> _EXERCISE TASK_: How many lines in the records below hold the string "культуре"? Please answer with the number and nothing more.

[Records from a data collection]
○ ○ ○ ○ ○ ○ ○
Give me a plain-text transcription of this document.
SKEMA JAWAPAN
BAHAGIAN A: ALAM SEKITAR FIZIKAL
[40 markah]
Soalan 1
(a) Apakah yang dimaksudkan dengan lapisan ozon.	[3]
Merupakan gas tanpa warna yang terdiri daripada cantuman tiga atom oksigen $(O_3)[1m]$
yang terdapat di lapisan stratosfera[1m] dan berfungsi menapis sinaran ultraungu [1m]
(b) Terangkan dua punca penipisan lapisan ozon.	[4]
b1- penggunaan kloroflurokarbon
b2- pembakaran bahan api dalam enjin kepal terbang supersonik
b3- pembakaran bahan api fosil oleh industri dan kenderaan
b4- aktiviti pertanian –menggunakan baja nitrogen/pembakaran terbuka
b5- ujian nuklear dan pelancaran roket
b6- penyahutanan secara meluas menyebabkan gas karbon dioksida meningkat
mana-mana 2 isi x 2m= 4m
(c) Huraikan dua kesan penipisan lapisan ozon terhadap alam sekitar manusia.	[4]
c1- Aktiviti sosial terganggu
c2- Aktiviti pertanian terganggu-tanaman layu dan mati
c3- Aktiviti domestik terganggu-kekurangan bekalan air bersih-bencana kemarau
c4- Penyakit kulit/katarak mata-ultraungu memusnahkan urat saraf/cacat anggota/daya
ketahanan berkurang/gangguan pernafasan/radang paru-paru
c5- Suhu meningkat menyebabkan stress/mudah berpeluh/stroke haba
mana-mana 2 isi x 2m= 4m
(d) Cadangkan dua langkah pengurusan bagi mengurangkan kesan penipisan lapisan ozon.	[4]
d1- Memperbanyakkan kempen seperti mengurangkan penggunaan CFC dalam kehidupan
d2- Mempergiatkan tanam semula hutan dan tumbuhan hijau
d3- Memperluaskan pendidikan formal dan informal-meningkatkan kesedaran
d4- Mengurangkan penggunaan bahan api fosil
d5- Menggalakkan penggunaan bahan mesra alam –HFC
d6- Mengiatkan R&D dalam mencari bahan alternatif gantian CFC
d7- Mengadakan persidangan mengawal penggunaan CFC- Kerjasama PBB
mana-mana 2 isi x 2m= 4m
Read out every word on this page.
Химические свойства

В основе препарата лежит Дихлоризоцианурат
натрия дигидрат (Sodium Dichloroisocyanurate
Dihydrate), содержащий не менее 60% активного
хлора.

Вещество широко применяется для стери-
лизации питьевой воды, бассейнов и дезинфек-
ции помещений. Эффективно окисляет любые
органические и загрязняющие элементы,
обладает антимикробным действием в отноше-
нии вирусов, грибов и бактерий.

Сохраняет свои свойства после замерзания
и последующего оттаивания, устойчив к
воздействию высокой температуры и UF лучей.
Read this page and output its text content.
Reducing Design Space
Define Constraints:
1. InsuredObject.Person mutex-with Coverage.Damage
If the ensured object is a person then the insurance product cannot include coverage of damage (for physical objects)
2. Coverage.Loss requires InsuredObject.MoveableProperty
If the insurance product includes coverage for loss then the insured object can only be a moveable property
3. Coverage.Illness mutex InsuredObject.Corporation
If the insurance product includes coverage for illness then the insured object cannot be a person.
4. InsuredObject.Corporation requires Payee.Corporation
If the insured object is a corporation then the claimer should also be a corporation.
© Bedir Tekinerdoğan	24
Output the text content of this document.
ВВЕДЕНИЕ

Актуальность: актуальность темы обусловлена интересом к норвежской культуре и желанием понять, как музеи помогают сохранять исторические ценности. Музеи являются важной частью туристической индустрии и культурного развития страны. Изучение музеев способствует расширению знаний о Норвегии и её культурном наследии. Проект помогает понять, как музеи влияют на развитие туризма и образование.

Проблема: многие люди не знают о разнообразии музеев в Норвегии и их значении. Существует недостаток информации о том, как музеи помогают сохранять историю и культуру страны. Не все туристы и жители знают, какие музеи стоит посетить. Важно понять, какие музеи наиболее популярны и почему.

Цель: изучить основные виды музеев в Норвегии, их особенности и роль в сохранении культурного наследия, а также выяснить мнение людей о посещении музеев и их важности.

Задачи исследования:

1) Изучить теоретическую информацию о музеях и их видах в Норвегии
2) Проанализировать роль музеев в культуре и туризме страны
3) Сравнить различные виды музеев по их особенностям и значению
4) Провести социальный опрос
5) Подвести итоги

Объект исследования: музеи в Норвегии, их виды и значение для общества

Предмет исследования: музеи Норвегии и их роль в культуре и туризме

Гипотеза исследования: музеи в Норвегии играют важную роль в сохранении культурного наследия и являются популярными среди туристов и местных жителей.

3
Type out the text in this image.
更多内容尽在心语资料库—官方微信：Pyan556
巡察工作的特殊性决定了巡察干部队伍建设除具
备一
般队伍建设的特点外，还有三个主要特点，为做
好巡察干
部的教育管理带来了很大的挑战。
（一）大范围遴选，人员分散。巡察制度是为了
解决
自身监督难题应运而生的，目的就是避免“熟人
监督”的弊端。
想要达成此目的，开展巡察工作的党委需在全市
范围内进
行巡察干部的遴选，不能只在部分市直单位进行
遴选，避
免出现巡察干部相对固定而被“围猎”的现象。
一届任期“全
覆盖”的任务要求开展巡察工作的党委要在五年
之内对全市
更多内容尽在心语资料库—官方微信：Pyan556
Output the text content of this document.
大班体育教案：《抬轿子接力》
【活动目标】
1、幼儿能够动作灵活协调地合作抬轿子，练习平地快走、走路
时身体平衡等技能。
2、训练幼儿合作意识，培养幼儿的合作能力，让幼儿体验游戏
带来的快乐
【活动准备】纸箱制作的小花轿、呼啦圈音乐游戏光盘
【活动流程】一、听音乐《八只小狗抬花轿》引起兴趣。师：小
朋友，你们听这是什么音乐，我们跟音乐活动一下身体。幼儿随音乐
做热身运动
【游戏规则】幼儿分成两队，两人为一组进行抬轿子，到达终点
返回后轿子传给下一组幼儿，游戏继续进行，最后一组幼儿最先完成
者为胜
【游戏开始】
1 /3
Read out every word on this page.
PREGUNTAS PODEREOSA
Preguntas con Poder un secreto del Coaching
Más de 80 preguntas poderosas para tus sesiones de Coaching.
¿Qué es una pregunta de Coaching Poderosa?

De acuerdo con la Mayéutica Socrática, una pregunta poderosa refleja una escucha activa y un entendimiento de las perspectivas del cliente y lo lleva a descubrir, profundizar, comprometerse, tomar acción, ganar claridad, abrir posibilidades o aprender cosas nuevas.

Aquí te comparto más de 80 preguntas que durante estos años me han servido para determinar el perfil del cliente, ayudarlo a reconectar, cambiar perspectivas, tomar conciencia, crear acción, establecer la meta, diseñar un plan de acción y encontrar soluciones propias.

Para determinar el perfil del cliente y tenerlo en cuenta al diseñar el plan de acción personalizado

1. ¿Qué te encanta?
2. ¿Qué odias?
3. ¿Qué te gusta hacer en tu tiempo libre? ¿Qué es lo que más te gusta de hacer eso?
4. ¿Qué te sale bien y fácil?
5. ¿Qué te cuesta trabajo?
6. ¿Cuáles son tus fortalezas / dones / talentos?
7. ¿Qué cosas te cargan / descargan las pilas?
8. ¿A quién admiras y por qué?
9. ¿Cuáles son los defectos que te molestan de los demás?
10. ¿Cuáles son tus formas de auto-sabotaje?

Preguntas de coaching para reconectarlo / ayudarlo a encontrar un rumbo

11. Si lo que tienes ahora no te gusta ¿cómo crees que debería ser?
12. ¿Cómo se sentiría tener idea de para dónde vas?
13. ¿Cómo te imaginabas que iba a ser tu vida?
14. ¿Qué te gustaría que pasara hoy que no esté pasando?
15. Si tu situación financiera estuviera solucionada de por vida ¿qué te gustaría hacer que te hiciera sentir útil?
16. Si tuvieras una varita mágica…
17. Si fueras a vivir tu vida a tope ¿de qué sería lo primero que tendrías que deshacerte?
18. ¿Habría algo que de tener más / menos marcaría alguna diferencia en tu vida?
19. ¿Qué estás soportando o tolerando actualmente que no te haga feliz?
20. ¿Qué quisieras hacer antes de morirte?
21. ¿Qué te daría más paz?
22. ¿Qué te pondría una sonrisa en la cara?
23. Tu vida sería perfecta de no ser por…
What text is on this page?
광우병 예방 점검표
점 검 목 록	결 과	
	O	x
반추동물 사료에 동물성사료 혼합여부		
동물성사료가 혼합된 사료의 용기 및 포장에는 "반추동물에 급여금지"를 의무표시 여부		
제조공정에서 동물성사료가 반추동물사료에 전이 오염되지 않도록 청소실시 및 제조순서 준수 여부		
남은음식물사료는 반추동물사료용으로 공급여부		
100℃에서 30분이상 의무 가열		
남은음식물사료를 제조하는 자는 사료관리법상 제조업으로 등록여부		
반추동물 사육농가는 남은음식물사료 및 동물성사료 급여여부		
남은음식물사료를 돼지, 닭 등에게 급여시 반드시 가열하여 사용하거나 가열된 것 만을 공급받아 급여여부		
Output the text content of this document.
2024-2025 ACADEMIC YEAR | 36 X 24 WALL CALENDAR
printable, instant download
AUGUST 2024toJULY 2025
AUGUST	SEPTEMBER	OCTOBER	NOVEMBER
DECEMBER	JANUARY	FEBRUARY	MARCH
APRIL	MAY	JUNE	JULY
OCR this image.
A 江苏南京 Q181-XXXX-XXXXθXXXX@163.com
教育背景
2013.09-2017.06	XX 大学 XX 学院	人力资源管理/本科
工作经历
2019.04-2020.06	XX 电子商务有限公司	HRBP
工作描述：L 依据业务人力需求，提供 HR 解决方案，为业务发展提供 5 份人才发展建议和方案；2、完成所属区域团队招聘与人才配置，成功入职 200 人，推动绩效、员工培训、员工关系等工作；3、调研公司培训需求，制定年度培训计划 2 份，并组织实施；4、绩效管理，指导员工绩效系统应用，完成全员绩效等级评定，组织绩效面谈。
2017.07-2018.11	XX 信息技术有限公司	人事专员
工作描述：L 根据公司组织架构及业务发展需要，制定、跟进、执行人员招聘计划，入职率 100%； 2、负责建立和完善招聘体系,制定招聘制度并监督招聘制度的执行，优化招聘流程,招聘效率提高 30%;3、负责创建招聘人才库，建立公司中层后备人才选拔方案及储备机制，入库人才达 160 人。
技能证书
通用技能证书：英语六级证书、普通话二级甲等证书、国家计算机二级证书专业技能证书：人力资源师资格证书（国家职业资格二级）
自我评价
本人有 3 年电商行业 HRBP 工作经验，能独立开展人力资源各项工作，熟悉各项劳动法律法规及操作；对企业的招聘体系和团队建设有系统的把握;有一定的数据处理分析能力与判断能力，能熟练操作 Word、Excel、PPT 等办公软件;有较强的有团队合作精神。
○ ○ ○ ○ ○ ○ ○
> _RESULT BELOW_: 3